## Task to complete
Images embedded in the records are excluded; print everything else exactly as given.
○ ○ ○ ○ ○ ○ ○
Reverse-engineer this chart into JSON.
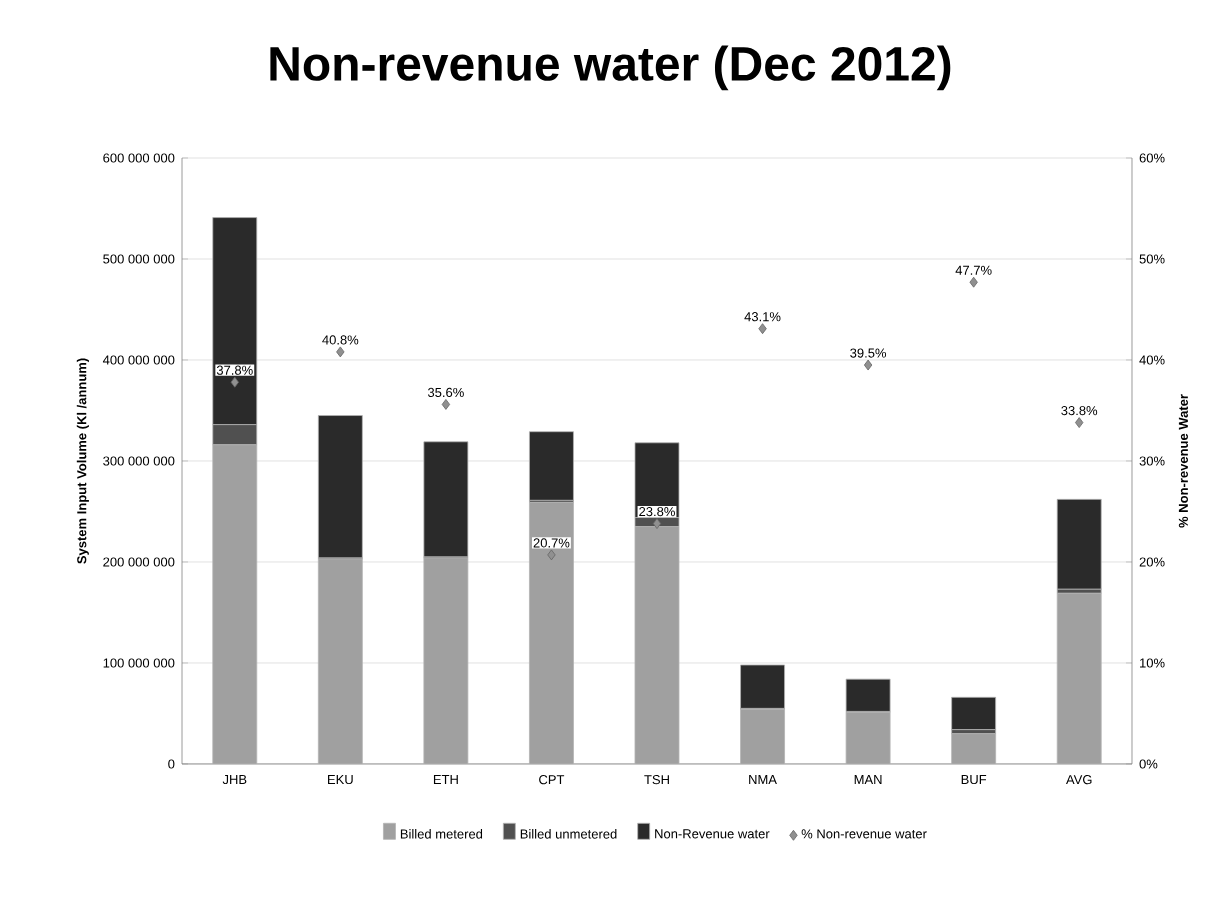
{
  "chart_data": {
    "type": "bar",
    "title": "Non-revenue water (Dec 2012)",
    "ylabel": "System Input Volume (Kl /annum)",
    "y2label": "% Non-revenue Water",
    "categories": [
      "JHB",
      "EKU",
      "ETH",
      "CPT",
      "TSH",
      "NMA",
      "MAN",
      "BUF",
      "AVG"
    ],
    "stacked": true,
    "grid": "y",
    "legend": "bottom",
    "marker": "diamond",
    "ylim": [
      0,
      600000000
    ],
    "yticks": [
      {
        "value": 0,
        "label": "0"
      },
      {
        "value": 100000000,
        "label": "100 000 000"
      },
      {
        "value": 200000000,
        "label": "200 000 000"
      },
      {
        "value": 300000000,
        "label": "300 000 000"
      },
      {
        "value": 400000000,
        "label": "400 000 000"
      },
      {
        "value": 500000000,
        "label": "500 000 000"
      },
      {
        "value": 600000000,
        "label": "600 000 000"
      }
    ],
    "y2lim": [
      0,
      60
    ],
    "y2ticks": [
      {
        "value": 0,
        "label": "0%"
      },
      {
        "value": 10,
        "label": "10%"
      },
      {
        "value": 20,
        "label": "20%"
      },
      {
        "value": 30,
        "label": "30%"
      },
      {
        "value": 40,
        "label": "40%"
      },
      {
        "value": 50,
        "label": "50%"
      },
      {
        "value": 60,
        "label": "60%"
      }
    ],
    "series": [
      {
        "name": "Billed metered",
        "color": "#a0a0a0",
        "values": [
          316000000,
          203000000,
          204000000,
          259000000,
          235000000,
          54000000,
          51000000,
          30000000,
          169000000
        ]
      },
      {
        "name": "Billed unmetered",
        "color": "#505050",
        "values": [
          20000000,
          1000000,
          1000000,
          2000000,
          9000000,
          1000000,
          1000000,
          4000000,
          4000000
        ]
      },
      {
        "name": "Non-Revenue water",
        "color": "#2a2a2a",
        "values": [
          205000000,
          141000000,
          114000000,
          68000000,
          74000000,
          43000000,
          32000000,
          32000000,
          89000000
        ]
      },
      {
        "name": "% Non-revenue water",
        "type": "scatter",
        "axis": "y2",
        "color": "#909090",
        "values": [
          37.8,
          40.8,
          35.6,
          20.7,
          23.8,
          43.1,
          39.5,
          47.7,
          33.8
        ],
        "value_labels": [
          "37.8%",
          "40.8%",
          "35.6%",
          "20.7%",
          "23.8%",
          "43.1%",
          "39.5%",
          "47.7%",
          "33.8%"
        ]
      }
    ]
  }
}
○ ○ ○ ○ ○ ○ ○
## Written response
Reverse-engineer this chart into JSON.
{
  "chart_data": {
    "type": "bar",
    "title": "Non-revenue water (Dec 2012)",
    "ylabel": "System Input Volume (Kl /annum)",
    "y2label": "% Non-revenue Water",
    "categories": [
      "JHB",
      "EKU",
      "ETH",
      "CPT",
      "TSH",
      "NMA",
      "MAN",
      "BUF",
      "AVG"
    ],
    "stacked": true,
    "grid": "y",
    "legend": "bottom",
    "marker": "diamond",
    "ylim": [
      0,
      600000000
    ],
    "yticks": [
      {
        "value": 0,
        "label": "0"
      },
      {
        "value": 100000000,
        "label": "100 000 000"
      },
      {
        "value": 200000000,
        "label": "200 000 000"
      },
      {
        "value": 300000000,
        "label": "300 000 000"
      },
      {
        "value": 400000000,
        "label": "400 000 000"
      },
      {
        "value": 500000000,
        "label": "500 000 000"
      },
      {
        "value": 600000000,
        "label": "600 000 000"
      }
    ],
    "y2lim": [
      0,
      60
    ],
    "y2ticks": [
      {
        "value": 0,
        "label": "0%"
      },
      {
        "value": 10,
        "label": "10%"
      },
      {
        "value": 20,
        "label": "20%"
      },
      {
        "value": 30,
        "label": "30%"
      },
      {
        "value": 40,
        "label": "40%"
      },
      {
        "value": 50,
        "label": "50%"
      },
      {
        "value": 60,
        "label": "60%"
      }
    ],
    "series": [
      {
        "name": "Billed metered",
        "color": "#a0a0a0",
        "values": [
          316000000,
          203000000,
          204000000,
          259000000,
          235000000,
          54000000,
          51000000,
          30000000,
          169000000
        ]
      },
      {
        "name": "Billed unmetered",
        "color": "#505050",
        "values": [
          20000000,
          1000000,
          1000000,
          2000000,
          9000000,
          1000000,
          1000000,
          4000000,
          4000000
        ]
      },
      {
        "name": "Non-Revenue water",
        "color": "#2a2a2a",
        "values": [
          205000000,
          141000000,
          114000000,
          68000000,
          74000000,
          43000000,
          32000000,
          32000000,
          89000000
        ]
      },
      {
        "name": "% Non-revenue water",
        "type": "scatter",
        "axis": "y2",
        "color": "#909090",
        "values": [
          37.8,
          40.8,
          35.6,
          20.7,
          23.8,
          43.1,
          39.5,
          47.7,
          33.8
        ],
        "value_labels": [
          "37.8%",
          "40.8%",
          "35.6%",
          "20.7%",
          "23.8%",
          "43.1%",
          "39.5%",
          "47.7%",
          "33.8%"
        ]
      }
    ]
  }
}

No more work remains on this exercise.